■ Data records:
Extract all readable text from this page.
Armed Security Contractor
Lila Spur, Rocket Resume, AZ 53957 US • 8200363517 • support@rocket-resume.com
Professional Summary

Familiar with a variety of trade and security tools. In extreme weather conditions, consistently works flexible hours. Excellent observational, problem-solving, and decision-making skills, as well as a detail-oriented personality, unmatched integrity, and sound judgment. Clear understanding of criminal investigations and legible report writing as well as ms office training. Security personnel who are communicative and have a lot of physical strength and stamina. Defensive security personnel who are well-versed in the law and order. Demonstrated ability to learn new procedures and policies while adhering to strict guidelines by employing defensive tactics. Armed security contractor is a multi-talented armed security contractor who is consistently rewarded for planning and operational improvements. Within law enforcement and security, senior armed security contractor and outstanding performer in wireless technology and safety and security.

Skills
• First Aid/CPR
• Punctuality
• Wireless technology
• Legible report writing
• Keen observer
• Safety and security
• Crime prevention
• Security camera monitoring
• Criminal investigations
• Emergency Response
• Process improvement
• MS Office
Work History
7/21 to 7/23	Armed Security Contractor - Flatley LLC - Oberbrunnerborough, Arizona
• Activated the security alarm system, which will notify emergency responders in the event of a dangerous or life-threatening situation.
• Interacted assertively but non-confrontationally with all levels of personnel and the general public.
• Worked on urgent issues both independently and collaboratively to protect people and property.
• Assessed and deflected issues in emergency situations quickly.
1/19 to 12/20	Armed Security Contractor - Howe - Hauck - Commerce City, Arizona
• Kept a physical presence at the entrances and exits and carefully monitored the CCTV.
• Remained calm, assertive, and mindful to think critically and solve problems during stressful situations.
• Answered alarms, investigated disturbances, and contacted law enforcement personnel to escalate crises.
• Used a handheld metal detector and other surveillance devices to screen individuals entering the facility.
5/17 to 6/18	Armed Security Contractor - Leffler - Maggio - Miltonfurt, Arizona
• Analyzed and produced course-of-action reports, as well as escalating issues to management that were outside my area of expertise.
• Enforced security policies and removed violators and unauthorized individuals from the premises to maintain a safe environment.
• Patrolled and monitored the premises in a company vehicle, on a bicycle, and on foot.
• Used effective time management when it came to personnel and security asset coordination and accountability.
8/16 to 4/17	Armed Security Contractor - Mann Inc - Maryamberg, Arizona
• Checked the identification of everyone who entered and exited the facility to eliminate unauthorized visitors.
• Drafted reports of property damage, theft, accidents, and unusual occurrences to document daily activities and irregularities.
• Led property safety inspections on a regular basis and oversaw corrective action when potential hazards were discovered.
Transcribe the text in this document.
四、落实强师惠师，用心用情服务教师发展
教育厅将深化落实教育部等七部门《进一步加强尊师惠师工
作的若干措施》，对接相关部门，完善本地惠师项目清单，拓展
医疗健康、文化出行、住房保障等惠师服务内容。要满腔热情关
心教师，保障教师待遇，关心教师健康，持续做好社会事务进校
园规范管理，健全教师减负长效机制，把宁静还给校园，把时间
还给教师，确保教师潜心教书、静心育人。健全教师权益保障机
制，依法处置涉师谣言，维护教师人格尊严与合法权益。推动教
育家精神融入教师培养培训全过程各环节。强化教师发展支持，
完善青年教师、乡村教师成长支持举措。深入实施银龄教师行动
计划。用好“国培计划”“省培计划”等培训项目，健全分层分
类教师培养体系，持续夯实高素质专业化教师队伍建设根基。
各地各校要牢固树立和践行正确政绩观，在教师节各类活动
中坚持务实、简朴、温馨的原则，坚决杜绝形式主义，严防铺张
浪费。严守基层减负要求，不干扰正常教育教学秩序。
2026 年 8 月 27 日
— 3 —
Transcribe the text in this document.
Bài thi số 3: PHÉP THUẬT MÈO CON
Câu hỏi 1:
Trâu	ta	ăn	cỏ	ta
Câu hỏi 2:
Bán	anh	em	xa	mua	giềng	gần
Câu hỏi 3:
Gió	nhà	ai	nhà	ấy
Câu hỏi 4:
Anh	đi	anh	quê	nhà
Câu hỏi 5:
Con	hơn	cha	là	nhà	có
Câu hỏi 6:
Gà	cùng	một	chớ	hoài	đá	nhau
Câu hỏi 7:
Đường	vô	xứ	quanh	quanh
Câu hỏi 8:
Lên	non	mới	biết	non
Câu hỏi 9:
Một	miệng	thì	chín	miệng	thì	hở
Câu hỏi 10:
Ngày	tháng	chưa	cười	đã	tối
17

■ TO BE DONE: Type the material above out again, exactly.

■ SOLUTION TO THIS PROBLEM:
Extract all readable text from this page.
Armed Security Contractor
Lila Spur, Rocket Resume, AZ 53957 US • 8200363517 • support@rocket-resume.com
Professional Summary

Familiar with a variety of trade and security tools. In extreme weather conditions, consistently works flexible hours. Excellent observational, problem-solving, and decision-making skills, as well as a detail-oriented personality, unmatched integrity, and sound judgment. Clear understanding of criminal investigations and legible report writing as well as ms office training. Security personnel who are communicative and have a lot of physical strength and stamina. Defensive security personnel who are well-versed in the law and order. Demonstrated ability to learn new procedures and policies while adhering to strict guidelines by employing defensive tactics. Armed security contractor is a multi-talented armed security contractor who is consistently rewarded for planning and operational improvements. Within law enforcement and security, senior armed security contractor and outstanding performer in wireless technology and safety and security.

Skills
• First Aid/CPR
• Punctuality
• Wireless technology
• Legible report writing
• Keen observer
• Safety and security
• Crime prevention
• Security camera monitoring
• Criminal investigations
• Emergency Response
• Process improvement
• MS Office
Work History
7/21 to 7/23	Armed Security Contractor - Flatley LLC - Oberbrunnerborough, Arizona
• Activated the security alarm system, which will notify emergency responders in the event of a dangerous or life-threatening situation.
• Interacted assertively but non-confrontationally with all levels of personnel and the general public.
• Worked on urgent issues both independently and collaboratively to protect people and property.
• Assessed and deflected issues in emergency situations quickly.
1/19 to 12/20	Armed Security Contractor - Howe - Hauck - Commerce City, Arizona
• Kept a physical presence at the entrances and exits and carefully monitored the CCTV.
• Remained calm, assertive, and mindful to think critically and solve problems during stressful situations.
• Answered alarms, investigated disturbances, and contacted law enforcement personnel to escalate crises.
• Used a handheld metal detector and other surveillance devices to screen individuals entering the facility.
5/17 to 6/18	Armed Security Contractor - Leffler - Maggio - Miltonfurt, Arizona
• Analyzed and produced course-of-action reports, as well as escalating issues to management that were outside my area of expertise.
• Enforced security policies and removed violators and unauthorized individuals from the premises to maintain a safe environment.
• Patrolled and monitored the premises in a company vehicle, on a bicycle, and on foot.
• Used effective time management when it came to personnel and security asset coordination and accountability.
8/16 to 4/17	Armed Security Contractor - Mann Inc - Maryamberg, Arizona
• Checked the identification of everyone who entered and exited the facility to eliminate unauthorized visitors.
• Drafted reports of property damage, theft, accidents, and unusual occurrences to document daily activities and irregularities.
• Led property safety inspections on a regular basis and oversaw corrective action when potential hazards were discovered.
Transcribe the text in this document.
四、落实强师惠师，用心用情服务教师发展
教育厅将深化落实教育部等七部门《进一步加强尊师惠师工
作的若干措施》，对接相关部门，完善本地惠师项目清单，拓展
医疗健康、文化出行、住房保障等惠师服务内容。要满腔热情关
心教师，保障教师待遇，关心教师健康，持续做好社会事务进校
园规范管理，健全教师减负长效机制，把宁静还给校园，把时间
还给教师，确保教师潜心教书、静心育人。健全教师权益保障机
制，依法处置涉师谣言，维护教师人格尊严与合法权益。推动教
育家精神融入教师培养培训全过程各环节。强化教师发展支持，
完善青年教师、乡村教师成长支持举措。深入实施银龄教师行动
计划。用好“国培计划”“省培计划”等培训项目，健全分层分
类教师培养体系，持续夯实高素质专业化教师队伍建设根基。
各地各校要牢固树立和践行正确政绩观，在教师节各类活动
中坚持务实、简朴、温馨的原则，坚决杜绝形式主义，严防铺张
浪费。严守基层减负要求，不干扰正常教育教学秩序。
2026 年 8 月 27 日
— 3 —
Transcribe the text in this document.
Bài thi số 3: PHÉP THUẬT MÈO CON
Câu hỏi 1:
Trâu	ta	ăn	cỏ	ta
Câu hỏi 2:
Bán	anh	em	xa	mua	giềng	gần
Câu hỏi 3:
Gió	nhà	ai	nhà	ấy
Câu hỏi 4:
Anh	đi	anh	quê	nhà
Câu hỏi 5:
Con	hơn	cha	là	nhà	có
Câu hỏi 6:
Gà	cùng	một	chớ	hoài	đá	nhau
Câu hỏi 7:
Đường	vô	xứ	quanh	quanh
Câu hỏi 8:
Lên	non	mới	biết	non
Câu hỏi 9:
Một	miệng	thì	chín	miệng	thì	hở
Câu hỏi 10:
Ngày	tháng	chưa	cười	đã	tối
17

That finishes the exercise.